- JOB
From the data that follows, copy every line holding the string "comparison".

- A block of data
•••
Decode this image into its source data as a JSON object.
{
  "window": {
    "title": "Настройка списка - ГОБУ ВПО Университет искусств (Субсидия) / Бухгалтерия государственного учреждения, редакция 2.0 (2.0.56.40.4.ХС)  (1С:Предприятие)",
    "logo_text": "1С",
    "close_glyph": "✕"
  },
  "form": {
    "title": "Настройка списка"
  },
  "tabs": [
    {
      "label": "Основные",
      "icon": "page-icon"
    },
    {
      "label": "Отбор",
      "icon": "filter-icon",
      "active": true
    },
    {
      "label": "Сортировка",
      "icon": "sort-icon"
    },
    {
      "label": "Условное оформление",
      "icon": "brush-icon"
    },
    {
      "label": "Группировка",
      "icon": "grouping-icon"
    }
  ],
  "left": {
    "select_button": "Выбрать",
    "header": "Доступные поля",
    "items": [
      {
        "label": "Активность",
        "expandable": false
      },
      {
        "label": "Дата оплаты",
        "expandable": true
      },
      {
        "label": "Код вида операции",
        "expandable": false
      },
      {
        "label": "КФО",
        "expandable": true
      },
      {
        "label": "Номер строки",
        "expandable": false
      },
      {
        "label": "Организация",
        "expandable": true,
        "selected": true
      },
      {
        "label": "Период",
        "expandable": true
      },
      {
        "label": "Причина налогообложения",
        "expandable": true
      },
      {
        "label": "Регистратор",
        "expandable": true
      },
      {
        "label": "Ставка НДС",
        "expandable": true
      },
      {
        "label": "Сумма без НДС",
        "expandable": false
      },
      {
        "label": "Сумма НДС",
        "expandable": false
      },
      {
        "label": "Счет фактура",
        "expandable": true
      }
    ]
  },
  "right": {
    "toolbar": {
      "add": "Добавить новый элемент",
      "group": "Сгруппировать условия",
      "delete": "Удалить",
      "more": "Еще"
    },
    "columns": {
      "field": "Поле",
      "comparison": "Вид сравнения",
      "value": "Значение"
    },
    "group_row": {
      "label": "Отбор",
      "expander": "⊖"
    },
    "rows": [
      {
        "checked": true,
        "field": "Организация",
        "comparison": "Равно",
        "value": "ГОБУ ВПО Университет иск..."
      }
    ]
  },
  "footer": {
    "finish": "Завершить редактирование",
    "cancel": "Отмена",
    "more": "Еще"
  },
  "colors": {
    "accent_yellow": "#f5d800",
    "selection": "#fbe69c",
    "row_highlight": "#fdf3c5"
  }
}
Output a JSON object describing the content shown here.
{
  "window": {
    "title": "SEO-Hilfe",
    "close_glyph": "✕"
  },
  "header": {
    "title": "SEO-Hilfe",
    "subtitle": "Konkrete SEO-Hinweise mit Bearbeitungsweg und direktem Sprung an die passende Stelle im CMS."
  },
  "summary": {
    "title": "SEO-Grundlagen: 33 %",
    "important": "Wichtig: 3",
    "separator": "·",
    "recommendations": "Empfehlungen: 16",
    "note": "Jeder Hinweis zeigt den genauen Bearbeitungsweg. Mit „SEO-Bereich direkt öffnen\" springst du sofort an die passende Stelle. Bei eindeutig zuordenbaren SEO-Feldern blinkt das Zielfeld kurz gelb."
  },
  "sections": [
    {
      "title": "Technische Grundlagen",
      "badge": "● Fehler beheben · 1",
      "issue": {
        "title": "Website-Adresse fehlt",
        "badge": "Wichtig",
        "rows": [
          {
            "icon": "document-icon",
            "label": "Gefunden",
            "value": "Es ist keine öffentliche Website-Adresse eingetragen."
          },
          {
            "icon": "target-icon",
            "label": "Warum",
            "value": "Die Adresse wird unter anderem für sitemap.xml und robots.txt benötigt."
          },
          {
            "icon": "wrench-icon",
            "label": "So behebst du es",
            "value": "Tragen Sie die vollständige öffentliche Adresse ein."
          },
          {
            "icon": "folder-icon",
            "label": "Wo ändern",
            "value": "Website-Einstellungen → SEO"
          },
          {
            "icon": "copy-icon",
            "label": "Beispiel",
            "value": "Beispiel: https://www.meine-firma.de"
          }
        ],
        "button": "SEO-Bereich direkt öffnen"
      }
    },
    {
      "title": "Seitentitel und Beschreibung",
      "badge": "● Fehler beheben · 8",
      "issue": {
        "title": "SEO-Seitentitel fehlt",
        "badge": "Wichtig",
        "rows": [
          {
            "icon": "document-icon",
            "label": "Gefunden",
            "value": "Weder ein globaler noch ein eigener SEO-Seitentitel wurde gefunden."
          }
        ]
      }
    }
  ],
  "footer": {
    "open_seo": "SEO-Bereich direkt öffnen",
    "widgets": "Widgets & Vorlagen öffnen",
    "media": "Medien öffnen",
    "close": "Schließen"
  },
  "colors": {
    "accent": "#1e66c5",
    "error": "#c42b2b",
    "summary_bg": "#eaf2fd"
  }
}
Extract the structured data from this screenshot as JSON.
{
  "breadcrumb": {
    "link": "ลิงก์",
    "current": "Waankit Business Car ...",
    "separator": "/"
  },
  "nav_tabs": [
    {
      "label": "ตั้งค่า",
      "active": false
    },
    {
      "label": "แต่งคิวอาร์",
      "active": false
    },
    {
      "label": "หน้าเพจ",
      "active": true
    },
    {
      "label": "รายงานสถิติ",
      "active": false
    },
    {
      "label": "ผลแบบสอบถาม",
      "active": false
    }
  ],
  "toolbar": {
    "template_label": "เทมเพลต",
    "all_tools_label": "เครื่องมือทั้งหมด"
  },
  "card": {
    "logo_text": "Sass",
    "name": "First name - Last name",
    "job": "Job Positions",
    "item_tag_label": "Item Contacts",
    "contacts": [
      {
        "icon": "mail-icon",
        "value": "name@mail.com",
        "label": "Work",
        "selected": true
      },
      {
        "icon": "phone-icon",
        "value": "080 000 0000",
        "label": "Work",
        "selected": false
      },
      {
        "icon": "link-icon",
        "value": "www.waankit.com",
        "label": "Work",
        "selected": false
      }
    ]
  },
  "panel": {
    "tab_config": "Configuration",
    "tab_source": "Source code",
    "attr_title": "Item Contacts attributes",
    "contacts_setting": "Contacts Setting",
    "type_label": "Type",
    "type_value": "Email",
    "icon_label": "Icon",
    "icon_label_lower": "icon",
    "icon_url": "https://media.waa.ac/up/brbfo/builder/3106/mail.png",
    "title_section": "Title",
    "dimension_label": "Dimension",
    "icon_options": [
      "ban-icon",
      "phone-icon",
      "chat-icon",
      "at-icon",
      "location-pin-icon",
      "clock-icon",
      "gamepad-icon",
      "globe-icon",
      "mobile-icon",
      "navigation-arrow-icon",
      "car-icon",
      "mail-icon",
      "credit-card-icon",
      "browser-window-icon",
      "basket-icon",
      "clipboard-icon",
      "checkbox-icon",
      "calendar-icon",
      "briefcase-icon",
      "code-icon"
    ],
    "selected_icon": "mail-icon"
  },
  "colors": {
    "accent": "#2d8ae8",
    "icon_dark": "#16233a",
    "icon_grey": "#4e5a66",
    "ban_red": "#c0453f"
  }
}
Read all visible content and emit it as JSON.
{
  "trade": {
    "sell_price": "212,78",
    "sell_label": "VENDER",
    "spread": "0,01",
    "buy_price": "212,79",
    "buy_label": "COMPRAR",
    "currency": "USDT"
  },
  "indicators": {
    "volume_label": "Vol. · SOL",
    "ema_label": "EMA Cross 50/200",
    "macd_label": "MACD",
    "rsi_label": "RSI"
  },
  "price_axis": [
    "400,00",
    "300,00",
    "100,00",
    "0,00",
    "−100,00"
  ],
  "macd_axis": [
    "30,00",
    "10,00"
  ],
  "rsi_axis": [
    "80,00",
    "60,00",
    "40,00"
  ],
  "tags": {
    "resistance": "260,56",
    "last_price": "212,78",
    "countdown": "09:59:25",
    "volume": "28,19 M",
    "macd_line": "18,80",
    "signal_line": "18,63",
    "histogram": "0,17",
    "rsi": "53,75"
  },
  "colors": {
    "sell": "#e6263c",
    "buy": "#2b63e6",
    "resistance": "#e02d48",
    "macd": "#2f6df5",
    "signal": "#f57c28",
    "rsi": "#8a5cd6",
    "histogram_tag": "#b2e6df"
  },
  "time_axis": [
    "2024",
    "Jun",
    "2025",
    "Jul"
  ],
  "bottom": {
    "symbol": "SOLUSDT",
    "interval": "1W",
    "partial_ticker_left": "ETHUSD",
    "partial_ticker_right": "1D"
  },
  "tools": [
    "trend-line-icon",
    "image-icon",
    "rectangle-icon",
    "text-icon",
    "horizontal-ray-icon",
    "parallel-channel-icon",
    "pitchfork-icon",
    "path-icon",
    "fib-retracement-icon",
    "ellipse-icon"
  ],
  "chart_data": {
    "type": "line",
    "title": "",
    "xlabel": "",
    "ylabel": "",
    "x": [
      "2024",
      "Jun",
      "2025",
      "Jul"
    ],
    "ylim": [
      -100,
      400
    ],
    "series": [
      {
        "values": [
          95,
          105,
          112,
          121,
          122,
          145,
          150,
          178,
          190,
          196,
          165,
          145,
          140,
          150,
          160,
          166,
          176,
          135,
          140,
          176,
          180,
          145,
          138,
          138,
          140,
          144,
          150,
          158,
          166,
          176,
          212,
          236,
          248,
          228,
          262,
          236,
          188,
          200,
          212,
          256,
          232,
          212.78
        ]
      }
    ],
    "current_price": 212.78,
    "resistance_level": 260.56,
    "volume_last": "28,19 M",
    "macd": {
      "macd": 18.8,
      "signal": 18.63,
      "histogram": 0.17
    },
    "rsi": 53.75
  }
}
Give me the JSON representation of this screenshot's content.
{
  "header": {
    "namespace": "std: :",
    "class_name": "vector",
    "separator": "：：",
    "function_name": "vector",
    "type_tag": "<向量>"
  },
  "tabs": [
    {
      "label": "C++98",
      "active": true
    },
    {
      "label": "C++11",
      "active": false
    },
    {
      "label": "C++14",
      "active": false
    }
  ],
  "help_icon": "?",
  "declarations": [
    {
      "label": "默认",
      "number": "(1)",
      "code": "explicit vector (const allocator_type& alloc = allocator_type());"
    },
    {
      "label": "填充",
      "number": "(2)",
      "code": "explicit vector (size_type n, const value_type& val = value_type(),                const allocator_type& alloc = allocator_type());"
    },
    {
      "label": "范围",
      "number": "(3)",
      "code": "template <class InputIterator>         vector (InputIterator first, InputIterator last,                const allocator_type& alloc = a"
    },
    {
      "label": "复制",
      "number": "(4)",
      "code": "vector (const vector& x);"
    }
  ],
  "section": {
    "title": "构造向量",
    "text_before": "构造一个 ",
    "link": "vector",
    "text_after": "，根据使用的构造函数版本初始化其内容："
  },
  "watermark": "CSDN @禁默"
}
•••
- EXERCISE OUTPUT
      "comparison": "Вид сравнения",
        "comparison": "Равно",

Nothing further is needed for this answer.